— BEGIN Task material —
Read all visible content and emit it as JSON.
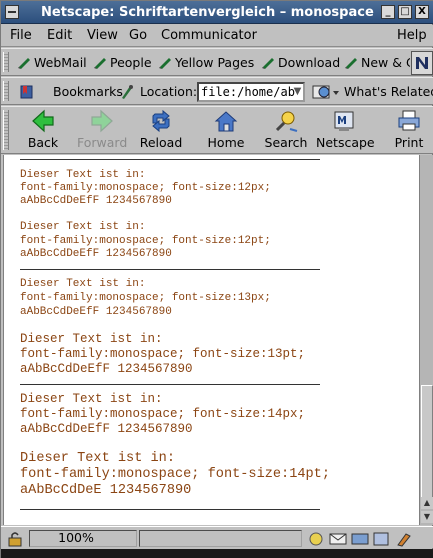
{
  "window": {
    "title": "Netscape: Schriftartenvergleich – monospace",
    "buttons": [
      "_",
      "□",
      "X"
    ]
  },
  "menu": [
    "File",
    "Edit",
    "View",
    "Go",
    "Communicator",
    "Help"
  ],
  "personal_toolbar": [
    "WebMail",
    "People",
    "Yellow Pages",
    "Download",
    "New & C"
  ],
  "location_bar": {
    "bookmarks_label": "Bookmarks",
    "location_label": "Location:",
    "url": "file:/home/ab",
    "whats_related": "What's Related"
  },
  "nav": {
    "back": "Back",
    "forward": "Forward",
    "reload": "Reload",
    "home": "Home",
    "search": "Search",
    "netscape": "Netscape",
    "print": "Print"
  },
  "content": {
    "blocks": [
      {
        "lines": [
          "Dieser Text ist in:",
          "font-family:monospace; font-size:12px;",
          "aAbBcCdDeEfF 1234567890"
        ]
      },
      {
        "lines": [
          "Dieser Text ist in:",
          "font-family:monospace; font-size:12pt;",
          "aAbBcCdDeEfF 1234567890"
        ]
      },
      {
        "lines": [
          "Dieser Text ist in:",
          "font-family:monospace; font-size:13px;",
          "aAbBcCdDeEfF 1234567890"
        ]
      },
      {
        "lines": [
          "Dieser Text ist in:",
          "font-family:monospace; font-size:13pt;",
          "aAbBcCdDeEfF 1234567890"
        ]
      },
      {
        "lines": [
          "Dieser Text ist in:",
          "font-family:monospace; font-size:14px;",
          "aAbBcCdDeEfF 1234567890"
        ]
      },
      {
        "lines": [
          "Dieser Text ist in:",
          "font-family:monospace; font-size:14pt;",
          "aAbBcCdDeE 1234567890"
        ]
      }
    ]
  },
  "status": {
    "zoom": "100%"
  },
  "colors": {
    "titlebar": "#2c4f7d",
    "content_text": "#8b4513",
    "chrome": "#c0c0c0"
  }
}
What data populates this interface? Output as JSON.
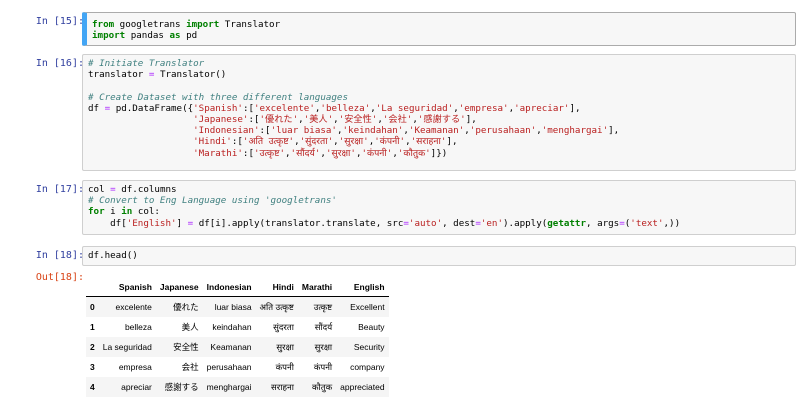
{
  "cells": {
    "c15": {
      "prompt": "In [15]:",
      "lines": [
        [
          [
            "from",
            "kw"
          ],
          [
            " googletrans ",
            ""
          ],
          [
            "import",
            "kw"
          ],
          [
            " Translator",
            ""
          ]
        ],
        [
          [
            "import",
            "kw"
          ],
          [
            " pandas ",
            ""
          ],
          [
            "as",
            "kw"
          ],
          [
            " pd",
            ""
          ]
        ]
      ]
    },
    "c16": {
      "prompt": "In [16]:",
      "lines": [
        [
          [
            "# Initiate Translator",
            "cm"
          ]
        ],
        [
          [
            "translator ",
            ""
          ],
          [
            "=",
            "op"
          ],
          [
            " Translator()",
            ""
          ]
        ],
        [
          [
            "",
            ""
          ]
        ],
        [
          [
            "# Create Dataset with three different languages",
            "cm"
          ]
        ],
        [
          [
            "df ",
            ""
          ],
          [
            "=",
            "op"
          ],
          [
            " pd.DataFrame({",
            ""
          ],
          [
            "'Spanish'",
            "str"
          ],
          [
            ":[",
            ""
          ],
          [
            "'excelente'",
            "str"
          ],
          [
            ",",
            ""
          ],
          [
            "'belleza'",
            "str"
          ],
          [
            ",",
            ""
          ],
          [
            "'La seguridad'",
            "str"
          ],
          [
            ",",
            ""
          ],
          [
            "'empresa'",
            "str"
          ],
          [
            ",",
            ""
          ],
          [
            "'apreciar'",
            "str"
          ],
          [
            "],",
            ""
          ]
        ],
        [
          [
            "                   ",
            ""
          ],
          [
            "'Japanese'",
            "str"
          ],
          [
            ":[",
            ""
          ],
          [
            "'優れた'",
            "str"
          ],
          [
            ",",
            ""
          ],
          [
            "'美人'",
            "str"
          ],
          [
            ",",
            ""
          ],
          [
            "'安全性'",
            "str"
          ],
          [
            ",",
            ""
          ],
          [
            "'会社'",
            "str"
          ],
          [
            ",",
            ""
          ],
          [
            "'感謝する'",
            "str"
          ],
          [
            "],",
            ""
          ]
        ],
        [
          [
            "                   ",
            ""
          ],
          [
            "'Indonesian'",
            "str"
          ],
          [
            ":[",
            ""
          ],
          [
            "'luar biasa'",
            "str"
          ],
          [
            ",",
            ""
          ],
          [
            "'keindahan'",
            "str"
          ],
          [
            ",",
            ""
          ],
          [
            "'Keamanan'",
            "str"
          ],
          [
            ",",
            ""
          ],
          [
            "'perusahaan'",
            "str"
          ],
          [
            ",",
            ""
          ],
          [
            "'menghargai'",
            "str"
          ],
          [
            "],",
            ""
          ]
        ],
        [
          [
            "                   ",
            ""
          ],
          [
            "'Hindi'",
            "str"
          ],
          [
            ":[",
            ""
          ],
          [
            "'अति उत्कृष्ट'",
            "str"
          ],
          [
            ",",
            ""
          ],
          [
            "'सुंदरता'",
            "str"
          ],
          [
            ",",
            ""
          ],
          [
            "'सुरक्षा'",
            "str"
          ],
          [
            ",",
            ""
          ],
          [
            "'कंपनी'",
            "str"
          ],
          [
            ",",
            ""
          ],
          [
            "'सराहना'",
            "str"
          ],
          [
            "],",
            ""
          ]
        ],
        [
          [
            "                   ",
            ""
          ],
          [
            "'Marathi'",
            "str"
          ],
          [
            ":[",
            ""
          ],
          [
            "'उत्कृष्ट'",
            "str"
          ],
          [
            ",",
            ""
          ],
          [
            "'सौंदर्य'",
            "str"
          ],
          [
            ",",
            ""
          ],
          [
            "'सुरक्षा'",
            "str"
          ],
          [
            ",",
            ""
          ],
          [
            "'कंपनी'",
            "str"
          ],
          [
            ",",
            ""
          ],
          [
            "'कौतुक'",
            "str"
          ],
          [
            "]})",
            ""
          ]
        ]
      ]
    },
    "c17": {
      "prompt": "In [17]:",
      "lines": [
        [
          [
            "col ",
            ""
          ],
          [
            "=",
            "op"
          ],
          [
            " df.columns",
            ""
          ]
        ],
        [
          [
            "# Convert to Eng Language using 'googletrans'",
            "cm"
          ]
        ],
        [
          [
            "for",
            "kw"
          ],
          [
            " i ",
            ""
          ],
          [
            "in",
            "kw"
          ],
          [
            " col:",
            ""
          ]
        ],
        [
          [
            "    df[",
            ""
          ],
          [
            "'English'",
            "str"
          ],
          [
            "] ",
            ""
          ],
          [
            "=",
            "op"
          ],
          [
            " df[i].apply(translator.translate, src",
            ""
          ],
          [
            "=",
            "op"
          ],
          [
            "'auto'",
            "str"
          ],
          [
            ", dest",
            ""
          ],
          [
            "=",
            "op"
          ],
          [
            "'en'",
            "str"
          ],
          [
            ").apply(",
            ""
          ],
          [
            "getattr",
            "kw"
          ],
          [
            ", args",
            ""
          ],
          [
            "=",
            "op"
          ],
          [
            "(",
            ""
          ],
          [
            "'text'",
            "str"
          ],
          [
            ",))",
            ""
          ]
        ]
      ]
    },
    "c18": {
      "prompt": "In [18]:",
      "lines": [
        [
          [
            "df.head()",
            ""
          ]
        ]
      ],
      "out_prompt": "Out[18]:"
    }
  },
  "dataframe": {
    "columns": [
      "",
      "Spanish",
      "Japanese",
      "Indonesian",
      "Hindi",
      "Marathi",
      "English"
    ],
    "rows": [
      [
        "0",
        "excelente",
        "優れた",
        "luar biasa",
        "अति उत्कृष्ट",
        "उत्कृष्ट",
        "Excellent"
      ],
      [
        "1",
        "belleza",
        "美人",
        "keindahan",
        "सुंदरता",
        "सौंदर्य",
        "Beauty"
      ],
      [
        "2",
        "La seguridad",
        "安全性",
        "Keamanan",
        "सुरक्षा",
        "सुरक्षा",
        "Security"
      ],
      [
        "3",
        "empresa",
        "会社",
        "perusahaan",
        "कंपनी",
        "कंपनी",
        "company"
      ],
      [
        "4",
        "apreciar",
        "感謝する",
        "menghargai",
        "सराहना",
        "कौतुक",
        "appreciated"
      ]
    ]
  },
  "colors": {
    "in_prompt": "#303f9f",
    "out_prompt": "#d84315",
    "selected_bar": "#42a5f5"
  }
}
— END Task material —
Where a line above contains the string "monospace", copy that line.

    "title": "Netscape: Schriftartenvergleich – monospace",
          "font-family:monospace; font-size:12px;",
          "font-family:monospace; font-size:12pt;",
          "font-family:monospace; font-size:13px;",
          "font-family:monospace; font-size:13pt;",
          "font-family:monospace; font-size:14px;",
          "font-family:monospace; font-size:14pt;",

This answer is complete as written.